Work request: Count the lines below that include the word "title" and write that number alone.

(Items from an interface collection)
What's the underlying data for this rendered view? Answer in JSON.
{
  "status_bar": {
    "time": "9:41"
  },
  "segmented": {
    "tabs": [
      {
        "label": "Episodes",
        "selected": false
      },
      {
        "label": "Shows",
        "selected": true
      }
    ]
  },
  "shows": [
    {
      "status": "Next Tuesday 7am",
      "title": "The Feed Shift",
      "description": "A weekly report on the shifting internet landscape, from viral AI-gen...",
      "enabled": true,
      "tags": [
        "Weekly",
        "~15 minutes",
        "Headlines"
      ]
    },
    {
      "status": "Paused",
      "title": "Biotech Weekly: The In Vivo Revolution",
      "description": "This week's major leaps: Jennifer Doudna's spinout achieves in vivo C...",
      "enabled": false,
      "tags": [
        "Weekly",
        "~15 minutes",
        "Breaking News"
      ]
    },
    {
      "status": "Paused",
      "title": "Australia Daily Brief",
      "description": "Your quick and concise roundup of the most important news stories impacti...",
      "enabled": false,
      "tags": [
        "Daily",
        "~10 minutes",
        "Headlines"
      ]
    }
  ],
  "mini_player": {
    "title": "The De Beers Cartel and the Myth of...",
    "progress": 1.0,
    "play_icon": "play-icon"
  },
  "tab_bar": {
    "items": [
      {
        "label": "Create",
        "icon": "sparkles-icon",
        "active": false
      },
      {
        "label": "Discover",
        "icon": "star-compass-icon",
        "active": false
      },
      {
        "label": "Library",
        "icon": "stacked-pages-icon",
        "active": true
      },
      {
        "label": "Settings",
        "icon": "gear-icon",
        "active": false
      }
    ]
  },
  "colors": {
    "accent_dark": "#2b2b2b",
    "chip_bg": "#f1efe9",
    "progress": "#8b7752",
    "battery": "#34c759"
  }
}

The completed task: 4